━━ Exercise material ━━

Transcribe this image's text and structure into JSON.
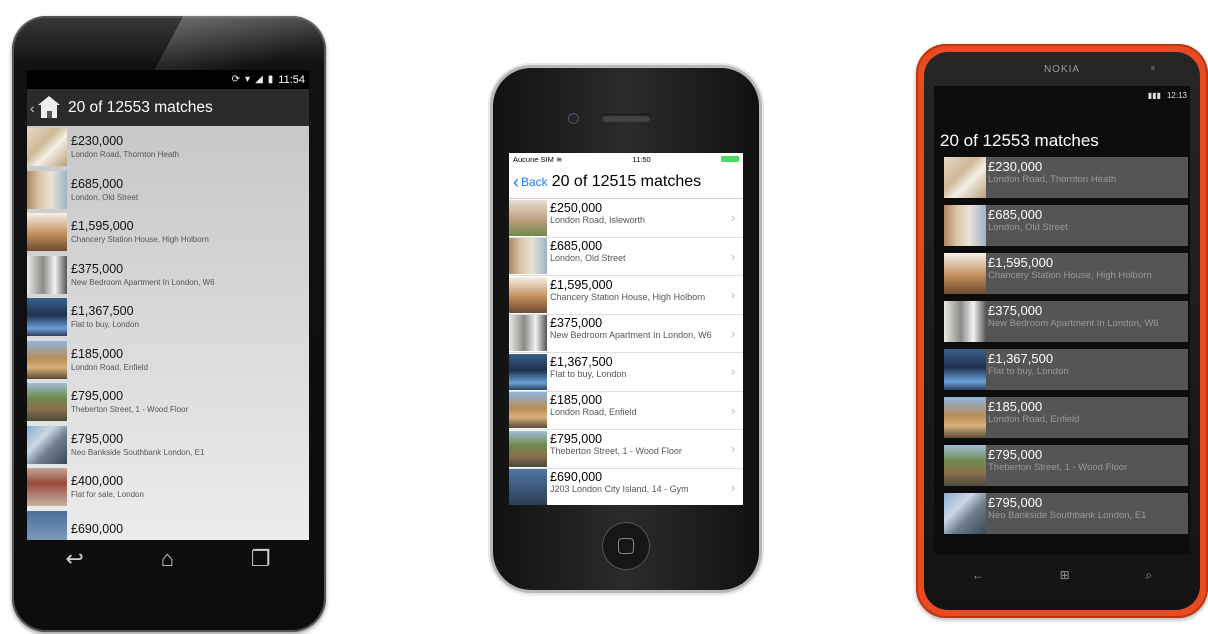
{
  "android": {
    "status_time": "11:54",
    "action_title": "20 of 12553 matches",
    "listings": [
      {
        "price": "£230,000",
        "address": "London Road, Thornton Heath",
        "thumb": "th-0"
      },
      {
        "price": "£685,000",
        "address": "London, Old Street",
        "thumb": "th-1"
      },
      {
        "price": "£1,595,000",
        "address": "Chancery Station House, High Holborn",
        "thumb": "th-2"
      },
      {
        "price": "£375,000",
        "address": "New Bedroom Apartment In London, W6",
        "thumb": "th-3"
      },
      {
        "price": "£1,367,500",
        "address": "Flat to buy, London",
        "thumb": "th-4"
      },
      {
        "price": "£185,000",
        "address": "London Road, Enfield",
        "thumb": "th-5"
      },
      {
        "price": "£795,000",
        "address": "Theberton Street, 1 - Wood Floor",
        "thumb": "th-6"
      },
      {
        "price": "£795,000",
        "address": "Neo Bankside Southbank London, E1",
        "thumb": "th-7"
      },
      {
        "price": "£400,000",
        "address": "Flat for sale, London",
        "thumb": "th-8"
      },
      {
        "price": "£690,000",
        "address": "",
        "thumb": "th-9"
      }
    ],
    "nav_icons": [
      "back-icon",
      "home-icon",
      "recent-apps-icon"
    ]
  },
  "iphone": {
    "carrier": "Aucune SIM",
    "status_time": "11:50",
    "back_label": "Back",
    "nav_title": "20 of 12515 matches",
    "listings": [
      {
        "price": "£250,000",
        "address": "London Road, Isleworth",
        "thumb": "th-i0"
      },
      {
        "price": "£685,000",
        "address": "London, Old Street",
        "thumb": "th-1"
      },
      {
        "price": "£1,595,000",
        "address": "Chancery Station House, High Holborn",
        "thumb": "th-2"
      },
      {
        "price": "£375,000",
        "address": "New Bedroom Apartment In London, W6",
        "thumb": "th-3"
      },
      {
        "price": "£1,367,500",
        "address": "Flat to buy, London",
        "thumb": "th-4"
      },
      {
        "price": "£185,000",
        "address": "London Road, Enfield",
        "thumb": "th-5"
      },
      {
        "price": "£795,000",
        "address": "Theberton Street, 1 - Wood Floor",
        "thumb": "th-6"
      },
      {
        "price": "£690,000",
        "address": "J203 London City Island, 14 - Gym",
        "thumb": "th-i7"
      }
    ]
  },
  "nokia": {
    "brand": "NOKIA",
    "status_time": "12:13",
    "page_title": "20 of 12553 matches",
    "listings": [
      {
        "price": "£230,000",
        "address": "London Road, Thornton Heath",
        "thumb": "th-0"
      },
      {
        "price": "£685,000",
        "address": "London, Old Street",
        "thumb": "th-1"
      },
      {
        "price": "£1,595,000",
        "address": "Chancery Station House, High Holborn",
        "thumb": "th-2"
      },
      {
        "price": "£375,000",
        "address": "New Bedroom Apartment In London, W6",
        "thumb": "th-3"
      },
      {
        "price": "£1,367,500",
        "address": "Flat to buy, London",
        "thumb": "th-4"
      },
      {
        "price": "£185,000",
        "address": "London Road, Enfield",
        "thumb": "th-5"
      },
      {
        "price": "£795,000",
        "address": "Theberton Street, 1 - Wood Floor",
        "thumb": "th-6"
      },
      {
        "price": "£795,000",
        "address": "Neo Bankside Southbank London, E1",
        "thumb": "th-7"
      }
    ],
    "nav_icons": [
      "back-icon",
      "windows-start-icon",
      "search-icon"
    ]
  },
  "colors": {
    "ios_accent": "#1a7cf0",
    "nokia_body": "#e84a22",
    "android_action_bar": "#2b2b2b",
    "wp_tile": "#555555"
  }
}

━━━

## Task directions
Repeat all the records above exactly, leaving out any pictures.

## Expected output
Transcribe this image's text and structure into JSON.
{
  "android": {
    "status_time": "11:54",
    "action_title": "20 of 12553 matches",
    "listings": [
      {
        "price": "£230,000",
        "address": "London Road, Thornton Heath",
        "thumb": "th-0"
      },
      {
        "price": "£685,000",
        "address": "London, Old Street",
        "thumb": "th-1"
      },
      {
        "price": "£1,595,000",
        "address": "Chancery Station House, High Holborn",
        "thumb": "th-2"
      },
      {
        "price": "£375,000",
        "address": "New Bedroom Apartment In London, W6",
        "thumb": "th-3"
      },
      {
        "price": "£1,367,500",
        "address": "Flat to buy, London",
        "thumb": "th-4"
      },
      {
        "price": "£185,000",
        "address": "London Road, Enfield",
        "thumb": "th-5"
      },
      {
        "price": "£795,000",
        "address": "Theberton Street, 1 - Wood Floor",
        "thumb": "th-6"
      },
      {
        "price": "£795,000",
        "address": "Neo Bankside Southbank London, E1",
        "thumb": "th-7"
      },
      {
        "price": "£400,000",
        "address": "Flat for sale, London",
        "thumb": "th-8"
      },
      {
        "price": "£690,000",
        "address": "",
        "thumb": "th-9"
      }
    ],
    "nav_icons": [
      "back-icon",
      "home-icon",
      "recent-apps-icon"
    ]
  },
  "iphone": {
    "carrier": "Aucune SIM",
    "status_time": "11:50",
    "back_label": "Back",
    "nav_title": "20 of 12515 matches",
    "listings": [
      {
        "price": "£250,000",
        "address": "London Road, Isleworth",
        "thumb": "th-i0"
      },
      {
        "price": "£685,000",
        "address": "London, Old Street",
        "thumb": "th-1"
      },
      {
        "price": "£1,595,000",
        "address": "Chancery Station House, High Holborn",
        "thumb": "th-2"
      },
      {
        "price": "£375,000",
        "address": "New Bedroom Apartment In London, W6",
        "thumb": "th-3"
      },
      {
        "price": "£1,367,500",
        "address": "Flat to buy, London",
        "thumb": "th-4"
      },
      {
        "price": "£185,000",
        "address": "London Road, Enfield",
        "thumb": "th-5"
      },
      {
        "price": "£795,000",
        "address": "Theberton Street, 1 - Wood Floor",
        "thumb": "th-6"
      },
      {
        "price": "£690,000",
        "address": "J203 London City Island, 14 - Gym",
        "thumb": "th-i7"
      }
    ]
  },
  "nokia": {
    "brand": "NOKIA",
    "status_time": "12:13",
    "page_title": "20 of 12553 matches",
    "listings": [
      {
        "price": "£230,000",
        "address": "London Road, Thornton Heath",
        "thumb": "th-0"
      },
      {
        "price": "£685,000",
        "address": "London, Old Street",
        "thumb": "th-1"
      },
      {
        "price": "£1,595,000",
        "address": "Chancery Station House, High Holborn",
        "thumb": "th-2"
      },
      {
        "price": "£375,000",
        "address": "New Bedroom Apartment In London, W6",
        "thumb": "th-3"
      },
      {
        "price": "£1,367,500",
        "address": "Flat to buy, London",
        "thumb": "th-4"
      },
      {
        "price": "£185,000",
        "address": "London Road, Enfield",
        "thumb": "th-5"
      },
      {
        "price": "£795,000",
        "address": "Theberton Street, 1 - Wood Floor",
        "thumb": "th-6"
      },
      {
        "price": "£795,000",
        "address": "Neo Bankside Southbank London, E1",
        "thumb": "th-7"
      }
    ],
    "nav_icons": [
      "back-icon",
      "windows-start-icon",
      "search-icon"
    ]
  },
  "colors": {
    "ios_accent": "#1a7cf0",
    "nokia_body": "#e84a22",
    "android_action_bar": "#2b2b2b",
    "wp_tile": "#555555"
  }
}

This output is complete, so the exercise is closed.